START Provided material

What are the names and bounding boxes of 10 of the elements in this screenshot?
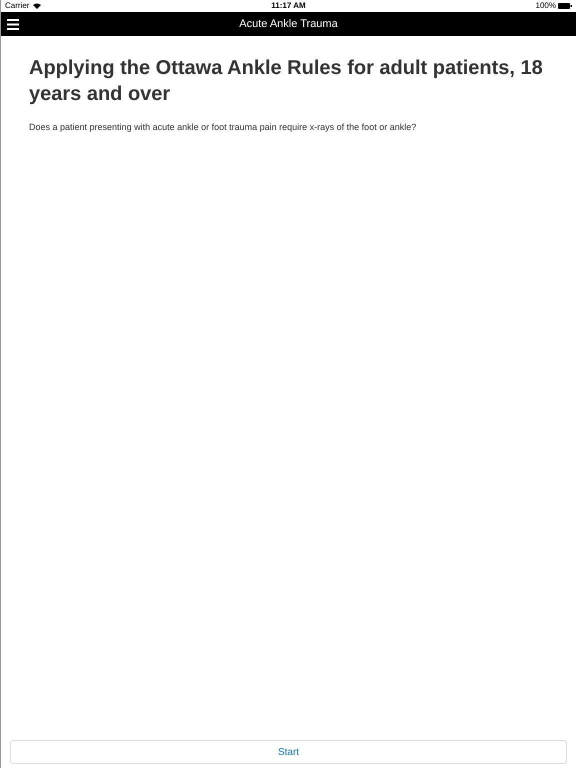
- page-heading: Applying the Ottawa Ankle Rules for adult patients, 18 years and over: [29, 56, 544, 107]
- status-time: 11:17 AM: [271, 0, 306, 12]
- nav-title: Acute Ankle Trauma: [239, 16, 338, 32]
- battery-label: 100%: [536, 0, 556, 12]
- carrier-label: Carrier: [5, 0, 30, 12]
- battery-icon: [558, 3, 572, 9]
- wifi-icon: [33, 3, 42, 9]
- start-button[interactable]: Start: [10, 740, 567, 764]
- menu-icon[interactable]: [7, 18, 19, 30]
- question-text: Does a patient presenting with acute ankle or foot trauma pain require x-rays of the foot or ankle?: [29, 121, 418, 134]
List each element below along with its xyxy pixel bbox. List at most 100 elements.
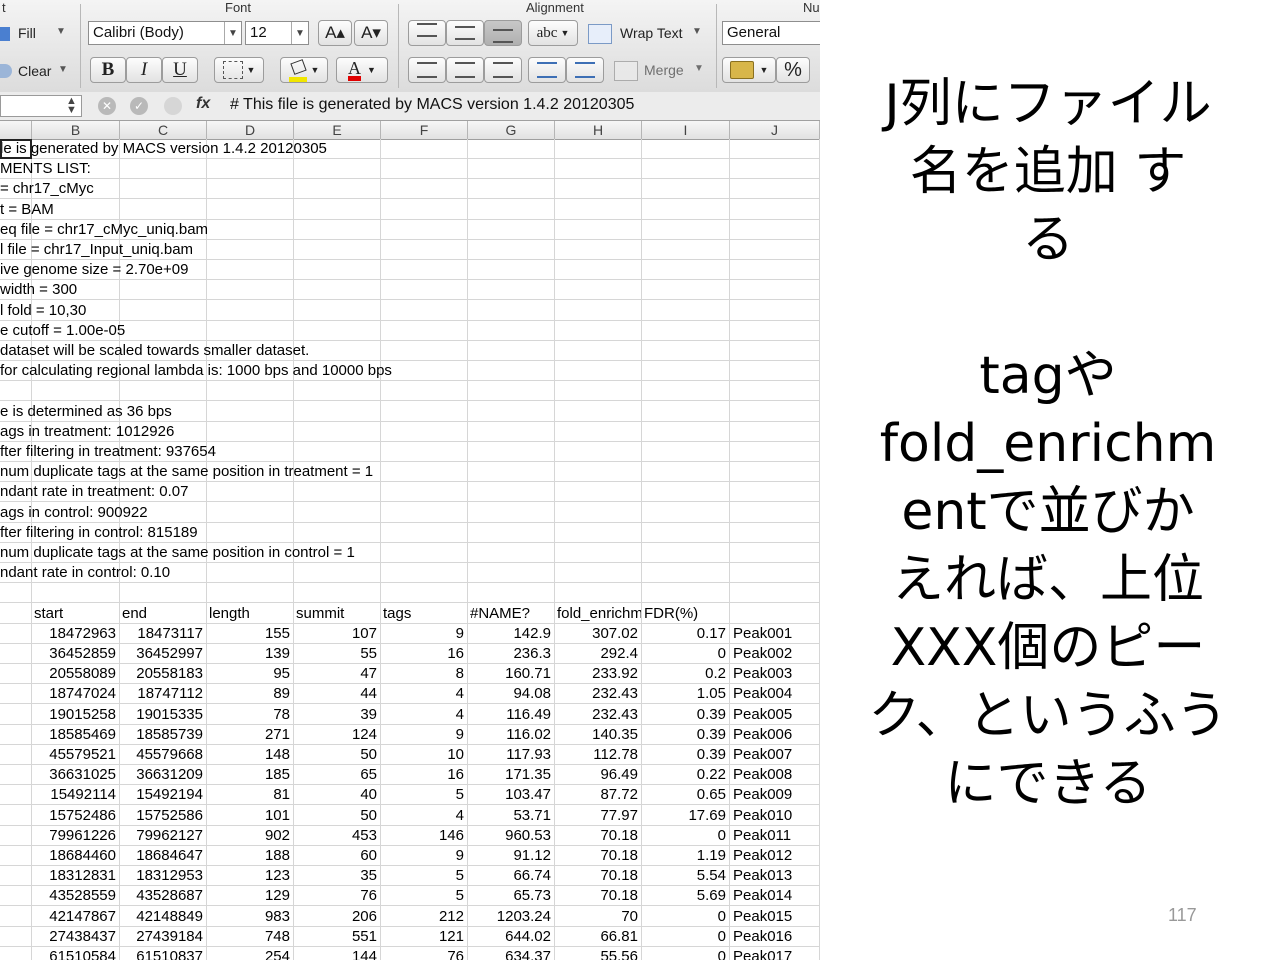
table-cell[interactable]: 103.47 — [468, 785, 551, 805]
cell-text[interactable]: ags in control: 900922 — [0, 503, 148, 523]
table-cell[interactable]: 307.02 — [555, 624, 638, 644]
table-cell[interactable]: Peak017 — [733, 947, 792, 960]
table-cell[interactable]: 19015258 — [32, 705, 116, 725]
table-cell[interactable]: 0 — [642, 644, 726, 664]
table-cell[interactable]: 18472963 — [32, 624, 116, 644]
sheet-row[interactable]: ags in control: 900922 — [0, 503, 820, 523]
table-cell[interactable]: 107 — [294, 624, 377, 644]
table-cell[interactable]: 0.2 — [642, 664, 726, 684]
table-cell[interactable]: 78 — [207, 705, 290, 725]
table-cell[interactable]: 116.49 — [468, 705, 551, 725]
table-cell[interactable]: 5.54 — [642, 866, 726, 886]
cell-text[interactable]: ive genome size = 2.70e+09 — [0, 260, 188, 280]
table-cell[interactable]: 0.39 — [642, 725, 726, 745]
table-cell[interactable]: 271 — [207, 725, 290, 745]
table-header-cell[interactable]: length — [209, 604, 293, 624]
sheet-row[interactable] — [0, 583, 820, 604]
column-header-f[interactable]: F — [381, 121, 468, 139]
table-cell[interactable]: 47 — [294, 664, 377, 684]
sheet-row[interactable]: e cutoff = 1.00e-05 — [0, 321, 820, 341]
table-cell[interactable]: 10 — [381, 745, 464, 765]
sheet-row[interactable]: dataset will be scaled towards smaller d… — [0, 341, 820, 361]
table-cell[interactable]: 233.92 — [555, 664, 638, 684]
column-header-a[interactable] — [0, 121, 32, 139]
table-cell[interactable]: 142.9 — [468, 624, 551, 644]
table-cell[interactable]: 61510837 — [120, 947, 203, 960]
cell-text[interactable]: ndant rate in control: 0.10 — [0, 563, 170, 583]
table-cell[interactable]: 5 — [381, 866, 464, 886]
table-cell[interactable]: 91.12 — [468, 846, 551, 866]
column-header-b[interactable]: B — [32, 121, 120, 139]
table-cell[interactable]: 0.39 — [642, 705, 726, 725]
table-row[interactable]: 43528559 43528687 129 76 5 65.73 70.18 5.69 Peak… — [0, 886, 820, 907]
table-cell[interactable]: 70.18 — [555, 866, 638, 886]
table-cell[interactable]: 40 — [294, 785, 377, 805]
cell-text[interactable]: t = BAM — [0, 200, 54, 220]
table-cell[interactable]: 212 — [381, 907, 464, 927]
clear-button[interactable]: Clear ▼ — [0, 60, 70, 84]
wrap-text-button[interactable]: Wrap Text ▼ — [586, 21, 708, 45]
fill-button[interactable]: Fill ▼ — [0, 22, 70, 46]
table-cell[interactable]: 5.69 — [642, 886, 726, 906]
table-header-cell[interactable]: tags — [383, 604, 467, 624]
insert-function-circle-icon[interactable] — [164, 97, 182, 115]
table-cell[interactable]: 9 — [381, 725, 464, 745]
table-cell[interactable]: 121 — [381, 927, 464, 947]
table-cell[interactable]: 53.71 — [468, 806, 551, 826]
table-cell[interactable]: Peak013 — [733, 866, 792, 886]
column-header-i[interactable]: I — [642, 121, 730, 139]
table-cell[interactable]: 9 — [381, 846, 464, 866]
table-cell[interactable]: 148 — [207, 745, 290, 765]
table-cell[interactable]: 96.49 — [555, 765, 638, 785]
sheet-row[interactable]: num duplicate tags at the same position … — [0, 543, 820, 563]
table-cell[interactable]: 65.73 — [468, 886, 551, 906]
cell-text[interactable]: for calculating regional lambda is: 1000… — [0, 361, 392, 381]
table-cell[interactable]: 4 — [381, 806, 464, 826]
table-row[interactable]: 19015258 19015335 78 39 4 116.49 232.43 0.39 Pea… — [0, 705, 820, 725]
align-top-button[interactable] — [408, 20, 446, 46]
font-name-select[interactable]: Calibri (Body) ▼ — [88, 21, 242, 45]
table-cell[interactable]: 232.43 — [555, 705, 638, 725]
table-cell[interactable]: 634.37 — [468, 947, 551, 960]
table-cell[interactable]: 0.22 — [642, 765, 726, 785]
column-header-e[interactable]: E — [294, 121, 381, 139]
percent-button[interactable]: % — [776, 57, 810, 83]
table-cell[interactable]: 0.39 — [642, 745, 726, 765]
confirm-icon[interactable]: ✓ — [130, 97, 148, 115]
table-cell[interactable]: 43528559 — [32, 886, 116, 906]
table-header-cell[interactable]: summit — [296, 604, 380, 624]
cell-text[interactable]: ndant rate in treatment: 0.07 — [0, 482, 188, 502]
table-row[interactable]: 45579521 45579668 148 50 10 117.93 112.78 0.39 P… — [0, 745, 820, 765]
cell-text[interactable]: num duplicate tags at the same position … — [0, 462, 373, 482]
table-header-cell[interactable]: #NAME? — [470, 604, 554, 624]
table-cell[interactable]: 0 — [642, 826, 726, 846]
table-cell[interactable]: 101 — [207, 806, 290, 826]
decrease-indent-button[interactable] — [528, 57, 566, 83]
table-cell[interactable]: 902 — [207, 826, 290, 846]
table-cell[interactable]: 206 — [294, 907, 377, 927]
table-header-cell[interactable]: end — [122, 604, 206, 624]
number-format-select[interactable]: General — [722, 21, 820, 45]
table-cell[interactable]: 42147867 — [32, 907, 116, 927]
table-cell[interactable]: 70.18 — [555, 846, 638, 866]
table-cell[interactable]: 453 — [294, 826, 377, 846]
column-header-c[interactable]: C — [120, 121, 207, 139]
table-cell[interactable]: 236.3 — [468, 644, 551, 664]
table-header-cell[interactable]: start — [34, 604, 119, 624]
table-cell[interactable]: 18312831 — [32, 866, 116, 886]
sheet-row[interactable]: ive genome size = 2.70e+09 — [0, 260, 820, 281]
cell-text[interactable]: dataset will be scaled towards smaller d… — [0, 341, 309, 361]
table-cell[interactable]: 5 — [381, 886, 464, 906]
table-cell[interactable]: 0 — [642, 907, 726, 927]
align-bottom-button[interactable] — [484, 20, 522, 46]
cell-text[interactable]: e cutoff = 1.00e-05 — [0, 321, 125, 341]
table-cell[interactable]: 35 — [294, 866, 377, 886]
table-header-cell[interactable]: FDR(%) — [644, 604, 729, 624]
table-cell[interactable]: 70.18 — [555, 886, 638, 906]
table-cell[interactable]: 27438437 — [32, 927, 116, 947]
spreadsheet-grid[interactable]: le is generated by MACS version 1.4.2 20… — [0, 139, 820, 960]
table-cell[interactable]: 45579668 — [120, 745, 203, 765]
cell-text[interactable]: = chr17_cMyc — [0, 179, 94, 199]
sheet-row[interactable]: ags in treatment: 1012926 — [0, 422, 820, 442]
table-cell[interactable]: 18473117 — [120, 624, 203, 644]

END Provided material

(Exercise instructions): With the pictures omitted, the records above are to be repeated exactly.

(Output):
What are the names and bounding boxes of 10 of the elements in this screenshot?
- page-heading: Applying the Ottawa Ankle Rules for adult patients, 18 years and over: [29, 56, 544, 107]
- status-time: 11:17 AM: [271, 0, 306, 12]
- nav-title: Acute Ankle Trauma: [239, 16, 338, 32]
- battery-label: 100%: [536, 0, 556, 12]
- carrier-label: Carrier: [5, 0, 30, 12]
- battery-icon: [558, 3, 572, 9]
- wifi-icon: [33, 3, 42, 9]
- start-button[interactable]: Start: [10, 740, 567, 764]
- menu-icon[interactable]: [7, 18, 19, 30]
- question-text: Does a patient presenting with acute ankle or foot trauma pain require x-rays of the foot or ankle?: [29, 121, 418, 134]
List each element below along with its xyxy pixel bbox. List at most 100 elements.
table-cell[interactable]: 103.47 — [468, 785, 551, 805]
cell-text[interactable]: ags in control: 900922 — [0, 503, 148, 523]
table-cell[interactable]: 307.02 — [555, 624, 638, 644]
table-cell[interactable]: Peak017 — [733, 947, 792, 960]
table-cell[interactable]: 19015258 — [32, 705, 116, 725]
table-cell[interactable]: 0 — [642, 644, 726, 664]
table-cell[interactable]: 18472963 — [32, 624, 116, 644]
sheet-row[interactable]: ags in control: 900922 — [0, 503, 820, 523]
table-cell[interactable]: 107 — [294, 624, 377, 644]
table-cell[interactable]: 0.2 — [642, 664, 726, 684]
table-cell[interactable]: 78 — [207, 705, 290, 725]
table-cell[interactable]: 116.49 — [468, 705, 551, 725]
table-cell[interactable]: 5.54 — [642, 866, 726, 886]
cell-text[interactable]: ive genome size = 2.70e+09 — [0, 260, 188, 280]
table-cell[interactable]: 0.39 — [642, 725, 726, 745]
table-cell[interactable]: 271 — [207, 725, 290, 745]
table-header-cell[interactable]: length — [209, 604, 293, 624]
sheet-row[interactable] — [0, 583, 820, 604]
column-header-f[interactable]: F — [381, 121, 468, 139]
table-cell[interactable]: 47 — [294, 664, 377, 684]
sheet-row[interactable]: e cutoff = 1.00e-05 — [0, 321, 820, 341]
table-cell[interactable]: 10 — [381, 745, 464, 765]
sheet-row[interactable]: dataset will be scaled towards smaller d… — [0, 341, 820, 361]
table-cell[interactable]: 233.92 — [555, 664, 638, 684]
column-header-a[interactable] — [0, 121, 32, 139]
table-cell[interactable]: 142.9 — [468, 624, 551, 644]
table-cell[interactable]: 61510837 — [120, 947, 203, 960]
cell-text[interactable]: ndant rate in control: 0.10 — [0, 563, 170, 583]
table-cell[interactable]: 5 — [381, 866, 464, 886]
table-cell[interactable]: 91.12 — [468, 846, 551, 866]
column-header-b[interactable]: B — [32, 121, 120, 139]
table-cell[interactable]: 0.39 — [642, 705, 726, 725]
table-row[interactable]: 43528559 43528687 129 76 5 65.73 70.18 5.69 Peak… — [0, 886, 820, 907]
table-cell[interactable]: 70.18 — [555, 866, 638, 886]
table-cell[interactable]: 40 — [294, 785, 377, 805]
cell-text[interactable]: t = BAM — [0, 200, 54, 220]
table-cell[interactable]: 212 — [381, 907, 464, 927]
clear-button[interactable]: Clear ▼ — [0, 60, 70, 84]
wrap-text-button[interactable]: Wrap Text ▼ — [586, 21, 708, 45]
fill-button[interactable]: Fill ▼ — [0, 22, 70, 46]
table-cell[interactable]: 5.69 — [642, 886, 726, 906]
table-header-cell[interactable]: tags — [383, 604, 467, 624]
insert-function-circle-icon[interactable] — [164, 97, 182, 115]
table-cell[interactable]: 9 — [381, 725, 464, 745]
table-cell[interactable]: 121 — [381, 927, 464, 947]
table-cell[interactable]: 53.71 — [468, 806, 551, 826]
table-cell[interactable]: Peak013 — [733, 866, 792, 886]
column-header-i[interactable]: I — [642, 121, 730, 139]
table-cell[interactable]: 9 — [381, 846, 464, 866]
table-cell[interactable]: 148 — [207, 745, 290, 765]
table-cell[interactable]: 96.49 — [555, 765, 638, 785]
sheet-row[interactable]: num duplicate tags at the same position … — [0, 543, 820, 563]
table-cell[interactable]: 65.73 — [468, 886, 551, 906]
cell-text[interactable]: for calculating regional lambda is: 1000… — [0, 361, 392, 381]
table-cell[interactable]: 4 — [381, 806, 464, 826]
table-row[interactable]: 19015258 19015335 78 39 4 116.49 232.43 0.39 Pea… — [0, 705, 820, 725]
align-top-button[interactable] — [408, 20, 446, 46]
font-name-select[interactable]: Calibri (Body) ▼ — [88, 21, 242, 45]
table-cell[interactable]: 232.43 — [555, 705, 638, 725]
table-cell[interactable]: 634.37 — [468, 947, 551, 960]
table-cell[interactable]: 0.22 — [642, 765, 726, 785]
column-header-e[interactable]: E — [294, 121, 381, 139]
percent-button[interactable]: % — [776, 57, 810, 83]
table-cell[interactable]: 0.39 — [642, 745, 726, 765]
confirm-icon[interactable]: ✓ — [130, 97, 148, 115]
table-cell[interactable]: 43528559 — [32, 886, 116, 906]
table-header-cell[interactable]: summit — [296, 604, 380, 624]
cell-text[interactable]: ndant rate in treatment: 0.07 — [0, 482, 188, 502]
table-row[interactable]: 45579521 45579668 148 50 10 117.93 112.78 0.39 P… — [0, 745, 820, 765]
cell-text[interactable]: num duplicate tags at the same position … — [0, 462, 373, 482]
table-header-cell[interactable]: #NAME? — [470, 604, 554, 624]
table-cell[interactable]: 0 — [642, 826, 726, 846]
table-cell[interactable]: 101 — [207, 806, 290, 826]
decrease-indent-button[interactable] — [528, 57, 566, 83]
table-cell[interactable]: 902 — [207, 826, 290, 846]
table-cell[interactable]: 206 — [294, 907, 377, 927]
table-header-cell[interactable]: end — [122, 604, 206, 624]
number-format-select[interactable]: General — [722, 21, 820, 45]
table-cell[interactable]: 42147867 — [32, 907, 116, 927]
table-cell[interactable]: 70.18 — [555, 846, 638, 866]
table-cell[interactable]: 453 — [294, 826, 377, 846]
column-header-c[interactable]: C — [120, 121, 207, 139]
table-cell[interactable]: 236.3 — [468, 644, 551, 664]
table-header-cell[interactable]: start — [34, 604, 119, 624]
table-cell[interactable]: 18312831 — [32, 866, 116, 886]
sheet-row[interactable]: ive genome size = 2.70e+09 — [0, 260, 820, 281]
cell-text[interactable]: dataset will be scaled towards smaller d… — [0, 341, 309, 361]
table-cell[interactable]: 5 — [381, 886, 464, 906]
table-cell[interactable]: 0 — [642, 907, 726, 927]
align-bottom-button[interactable] — [484, 20, 522, 46]
cell-text[interactable]: e cutoff = 1.00e-05 — [0, 321, 125, 341]
table-cell[interactable]: 35 — [294, 866, 377, 886]
table-header-cell[interactable]: FDR(%) — [644, 604, 729, 624]
table-cell[interactable]: 70.18 — [555, 886, 638, 906]
table-cell[interactable]: 27438437 — [32, 927, 116, 947]
spreadsheet-grid[interactable]: le is generated by MACS version 1.4.2 20… — [0, 139, 820, 960]
table-cell[interactable]: 45579668 — [120, 745, 203, 765]
cell-text[interactable]: = chr17_cMyc — [0, 179, 94, 199]
sheet-row[interactable]: ags in treatment: 1012926 — [0, 422, 820, 442]
table-cell[interactable]: 18473117 — [120, 624, 203, 644]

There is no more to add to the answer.